> PROBLEM
All of the material below is to be restated word for word, apart from the pictures.

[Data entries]

______________________________

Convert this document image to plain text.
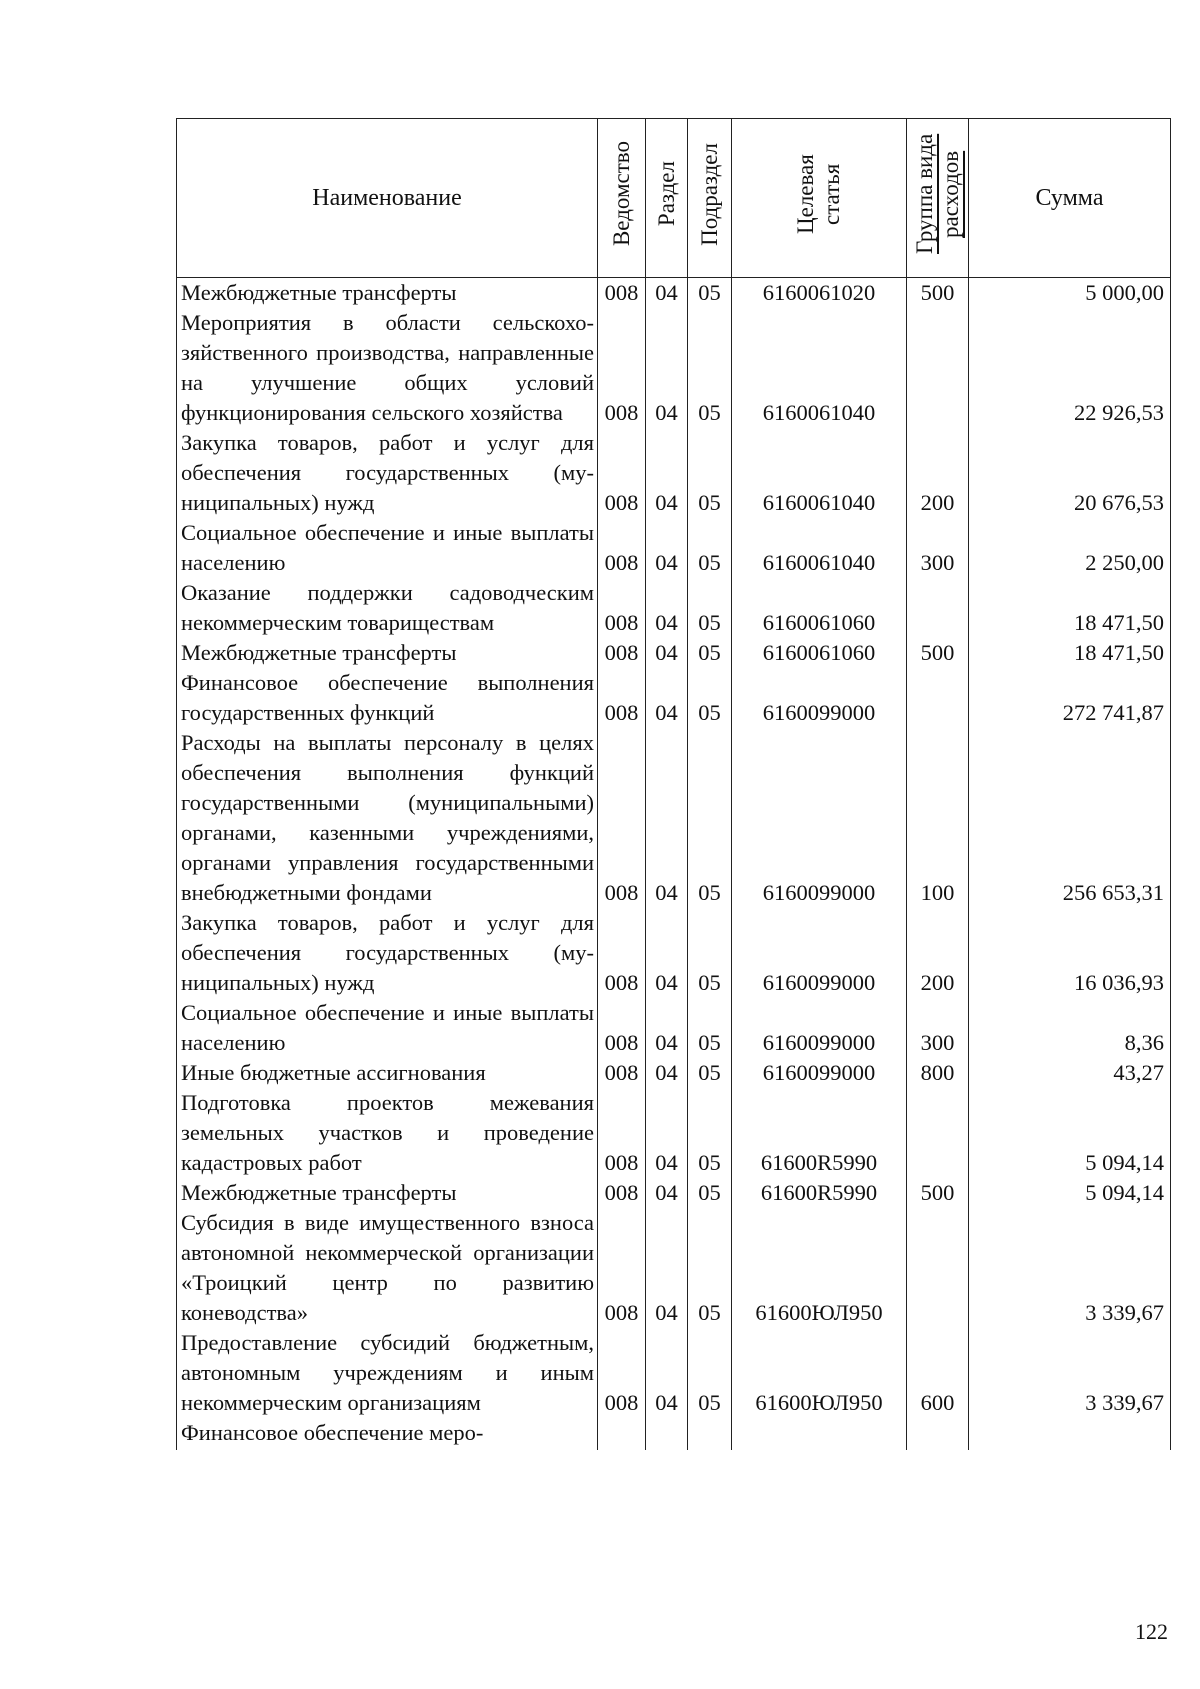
Наименование	Ведомство	Раздел	Подраздел	Целевая статья	Группа вида расходов	Сумма
Межбюджетные трансферты	008	04	05	6160061020	500	5 000,00
Мероприятия в области сельскохозяйственного производства, направленные на улучшение общих условий функционирования сельского хозяйства	008	04	05	6160061040		22 926,53
Закупка товаров, работ и услуг для обеспечения государственных (муниципальных) нужд	008	04	05	6160061040	200	20 676,53
Социальное обеспечение и иные выплаты населению	008	04	05	6160061040	300	2 250,00
Оказание поддержки садоводческим некоммерческим товариществам	008	04	05	6160061060		18 471,50
Межбюджетные трансферты	008	04	05	6160061060	500	18 471,50
Финансовое обеспечение выполнения государственных функций	008	04	05	6160099000		272 741,87
Расходы на выплаты персоналу в целях обеспечения выполнения функций государственными (муниципальными) органами, казенными учреждениями, органами управления государственными внебюджетными фондами	008	04	05	6160099000	100	256 653,31
Закупка товаров, работ и услуг для обеспечения государственных (муниципальных) нужд	008	04	05	6160099000	200	16 036,93
Социальное обеспечение и иные выплаты населению	008	04	05	6160099000	300	8,36
Иные бюджетные ассигнования	008	04	05	6160099000	800	43,27
Подготовка проектов межевания земельных участков и проведение кадастровых работ	008	04	05	61600R5990		5 094,14
Межбюджетные трансферты	008	04	05	61600R5990	500	5 094,14
Субсидия в виде имущественного взноса автономной некоммерческой организации «Троицкий центр по развитию коневодства»	008	04	05	61600ЮЛ950		3 339,67
Предоставление субсидий бюджетным, автономным учреждениям и иным некоммерческим организациям	008	04	05	61600ЮЛ950	600	3 339,67
Финансовое обеспечение меро-						
122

______________________________

> ANSWER TO THIS PROBLEM
Convert this document image to plain text.
Наименование	Ведомство	Раздел	Подраздел	Целевая статья	Группа вида расходов	Сумма
Межбюджетные трансферты	008	04	05	6160061020	500	5 000,00
Мероприятия в области сельскохозяйственного производства, направленные на улучшение общих условий функционирования сельского хозяйства	008	04	05	6160061040		22 926,53
Закупка товаров, работ и услуг для обеспечения государственных (муниципальных) нужд	008	04	05	6160061040	200	20 676,53
Социальное обеспечение и иные выплаты населению	008	04	05	6160061040	300	2 250,00
Оказание поддержки садоводческим некоммерческим товариществам	008	04	05	6160061060		18 471,50
Межбюджетные трансферты	008	04	05	6160061060	500	18 471,50
Финансовое обеспечение выполнения государственных функций	008	04	05	6160099000		272 741,87
Расходы на выплаты персоналу в целях обеспечения выполнения функций государственными (муниципальными) органами, казенными учреждениями, органами управления государственными внебюджетными фондами	008	04	05	6160099000	100	256 653,31
Закупка товаров, работ и услуг для обеспечения государственных (муниципальных) нужд	008	04	05	6160099000	200	16 036,93
Социальное обеспечение и иные выплаты населению	008	04	05	6160099000	300	8,36
Иные бюджетные ассигнования	008	04	05	6160099000	800	43,27
Подготовка проектов межевания земельных участков и проведение кадастровых работ	008	04	05	61600R5990		5 094,14
Межбюджетные трансферты	008	04	05	61600R5990	500	5 094,14
Субсидия в виде имущественного взноса автономной некоммерческой организации «Троицкий центр по развитию коневодства»	008	04	05	61600ЮЛ950		3 339,67
Предоставление субсидий бюджетным, автономным учреждениям и иным некоммерческим организациям	008	04	05	61600ЮЛ950	600	3 339,67
Финансовое обеспечение меро-						
122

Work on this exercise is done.